• The request: Produce an exact copy of all the data below, dropping every image.

• Data records:
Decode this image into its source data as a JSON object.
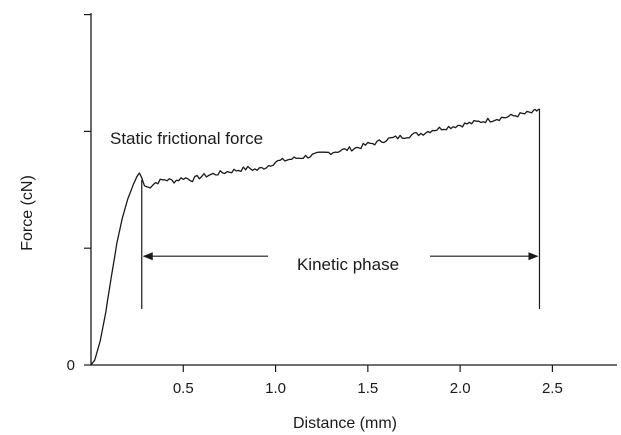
{
  "chart_data": {
    "type": "line",
    "title": "",
    "xlabel": "Distance (mm)",
    "ylabel": "Force (cN)",
    "xlim": [
      0,
      2.85
    ],
    "ylim": [
      0,
      2.2
    ],
    "x_ticks": [
      {
        "value": 0.5,
        "label": "0.5"
      },
      {
        "value": 1.0,
        "label": "1.0"
      },
      {
        "value": 1.5,
        "label": "1.5"
      },
      {
        "value": 2.0,
        "label": "2.0"
      },
      {
        "value": 2.5,
        "label": "2.5"
      }
    ],
    "y_ticks": [
      {
        "value": 0,
        "label": "0"
      },
      {
        "value": 0.73,
        "label": ""
      },
      {
        "value": 1.46,
        "label": ""
      },
      {
        "value": 2.19,
        "label": ""
      }
    ],
    "grid": false,
    "series": [
      {
        "color": "#1a1a1a",
        "x": [
          0.0,
          0.02,
          0.05,
          0.08,
          0.11,
          0.14,
          0.17,
          0.2,
          0.23,
          0.25,
          0.262,
          0.275,
          0.29,
          0.31,
          0.35,
          0.4,
          0.45,
          0.5,
          0.55,
          0.6,
          0.65,
          0.7,
          0.75,
          0.8,
          0.85,
          0.9,
          0.95,
          1.0,
          1.05,
          1.1,
          1.15,
          1.2,
          1.25,
          1.3,
          1.35,
          1.4,
          1.45,
          1.5,
          1.55,
          1.6,
          1.65,
          1.7,
          1.75,
          1.8,
          1.85,
          1.9,
          1.95,
          2.0,
          2.05,
          2.1,
          2.15,
          2.2,
          2.25,
          2.3,
          2.35,
          2.4,
          2.43
        ],
        "y": [
          0.0,
          0.03,
          0.15,
          0.33,
          0.55,
          0.76,
          0.92,
          1.04,
          1.13,
          1.18,
          1.2,
          1.17,
          1.12,
          1.11,
          1.14,
          1.16,
          1.15,
          1.17,
          1.16,
          1.18,
          1.19,
          1.2,
          1.21,
          1.22,
          1.23,
          1.22,
          1.24,
          1.27,
          1.28,
          1.29,
          1.3,
          1.31,
          1.32,
          1.33,
          1.34,
          1.35,
          1.36,
          1.38,
          1.39,
          1.41,
          1.42,
          1.43,
          1.44,
          1.45,
          1.47,
          1.48,
          1.49,
          1.5,
          1.51,
          1.52,
          1.53,
          1.54,
          1.55,
          1.56,
          1.57,
          1.58,
          1.6
        ]
      }
    ],
    "annotations": {
      "static_label": "Static frictional force",
      "kinetic_label": "Kinetic phase",
      "kinetic_start": 0.275,
      "kinetic_end": 2.43,
      "kinetic_arrow_y": 0.68
    }
  }
}
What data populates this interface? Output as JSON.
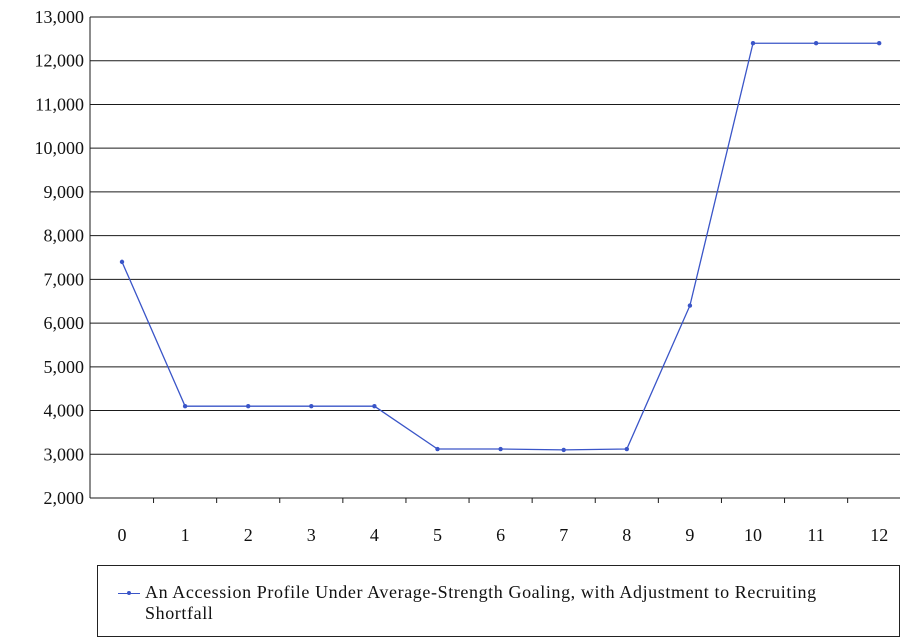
{
  "chart_data": {
    "type": "line",
    "title": "",
    "xlabel": "",
    "ylabel": "",
    "x": [
      0,
      1,
      2,
      3,
      4,
      5,
      6,
      7,
      8,
      9,
      10,
      11,
      12
    ],
    "x_tick_labels": [
      "0",
      "1",
      "2",
      "3",
      "4",
      "5",
      "6",
      "7",
      "8",
      "9",
      "10",
      "11",
      "12"
    ],
    "y_tick_labels": [
      "2,000",
      "3,000",
      "4,000",
      "5,000",
      "6,000",
      "7,000",
      "8,000",
      "9,000",
      "10,000",
      "11,000",
      "12,000",
      "13,000"
    ],
    "ylim": [
      2000,
      13000
    ],
    "y_ticks": [
      2000,
      3000,
      4000,
      5000,
      6000,
      7000,
      8000,
      9000,
      10000,
      11000,
      12000,
      13000
    ],
    "grid": "horizontal",
    "legend_position": "bottom",
    "series": [
      {
        "name": "An Accession Profile Under Average-Strength Goaling, with Adjustment to Recruiting Shortfall",
        "color": "#3a55c8",
        "values": [
          7400,
          4100,
          4100,
          4100,
          4100,
          3120,
          3120,
          3100,
          3120,
          6400,
          12400,
          12400,
          12400
        ]
      }
    ]
  }
}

• Expected answer:
Decode this image into its source data as a JSON object.
{
  "chart_data": {
    "type": "line",
    "title": "",
    "xlabel": "Distance (mm)",
    "ylabel": "Force (cN)",
    "xlim": [
      0,
      2.85
    ],
    "ylim": [
      0,
      2.2
    ],
    "x_ticks": [
      {
        "value": 0.5,
        "label": "0.5"
      },
      {
        "value": 1.0,
        "label": "1.0"
      },
      {
        "value": 1.5,
        "label": "1.5"
      },
      {
        "value": 2.0,
        "label": "2.0"
      },
      {
        "value": 2.5,
        "label": "2.5"
      }
    ],
    "y_ticks": [
      {
        "value": 0,
        "label": "0"
      },
      {
        "value": 0.73,
        "label": ""
      },
      {
        "value": 1.46,
        "label": ""
      },
      {
        "value": 2.19,
        "label": ""
      }
    ],
    "grid": false,
    "series": [
      {
        "color": "#1a1a1a",
        "x": [
          0.0,
          0.02,
          0.05,
          0.08,
          0.11,
          0.14,
          0.17,
          0.2,
          0.23,
          0.25,
          0.262,
          0.275,
          0.29,
          0.31,
          0.35,
          0.4,
          0.45,
          0.5,
          0.55,
          0.6,
          0.65,
          0.7,
          0.75,
          0.8,
          0.85,
          0.9,
          0.95,
          1.0,
          1.05,
          1.1,
          1.15,
          1.2,
          1.25,
          1.3,
          1.35,
          1.4,
          1.45,
          1.5,
          1.55,
          1.6,
          1.65,
          1.7,
          1.75,
          1.8,
          1.85,
          1.9,
          1.95,
          2.0,
          2.05,
          2.1,
          2.15,
          2.2,
          2.25,
          2.3,
          2.35,
          2.4,
          2.43
        ],
        "y": [
          0.0,
          0.03,
          0.15,
          0.33,
          0.55,
          0.76,
          0.92,
          1.04,
          1.13,
          1.18,
          1.2,
          1.17,
          1.12,
          1.11,
          1.14,
          1.16,
          1.15,
          1.17,
          1.16,
          1.18,
          1.19,
          1.2,
          1.21,
          1.22,
          1.23,
          1.22,
          1.24,
          1.27,
          1.28,
          1.29,
          1.3,
          1.31,
          1.32,
          1.33,
          1.34,
          1.35,
          1.36,
          1.38,
          1.39,
          1.41,
          1.42,
          1.43,
          1.44,
          1.45,
          1.47,
          1.48,
          1.49,
          1.5,
          1.51,
          1.52,
          1.53,
          1.54,
          1.55,
          1.56,
          1.57,
          1.58,
          1.6
        ]
      }
    ],
    "annotations": {
      "static_label": "Static frictional force",
      "kinetic_label": "Kinetic phase",
      "kinetic_start": 0.275,
      "kinetic_end": 2.43,
      "kinetic_arrow_y": 0.68
    }
  }
}
What data populates this interface? Output as JSON.
{
  "chart_data": {
    "type": "line",
    "title": "",
    "xlabel": "",
    "ylabel": "",
    "x": [
      0,
      1,
      2,
      3,
      4,
      5,
      6,
      7,
      8,
      9,
      10,
      11,
      12
    ],
    "x_tick_labels": [
      "0",
      "1",
      "2",
      "3",
      "4",
      "5",
      "6",
      "7",
      "8",
      "9",
      "10",
      "11",
      "12"
    ],
    "y_tick_labels": [
      "2,000",
      "3,000",
      "4,000",
      "5,000",
      "6,000",
      "7,000",
      "8,000",
      "9,000",
      "10,000",
      "11,000",
      "12,000",
      "13,000"
    ],
    "ylim": [
      2000,
      13000
    ],
    "y_ticks": [
      2000,
      3000,
      4000,
      5000,
      6000,
      7000,
      8000,
      9000,
      10000,
      11000,
      12000,
      13000
    ],
    "grid": "horizontal",
    "legend_position": "bottom",
    "series": [
      {
        "name": "An Accession Profile Under Average-Strength Goaling, with Adjustment to Recruiting Shortfall",
        "color": "#3a55c8",
        "values": [
          7400,
          4100,
          4100,
          4100,
          4100,
          3120,
          3120,
          3100,
          3120,
          6400,
          12400,
          12400,
          12400
        ]
      }
    ]
  }
}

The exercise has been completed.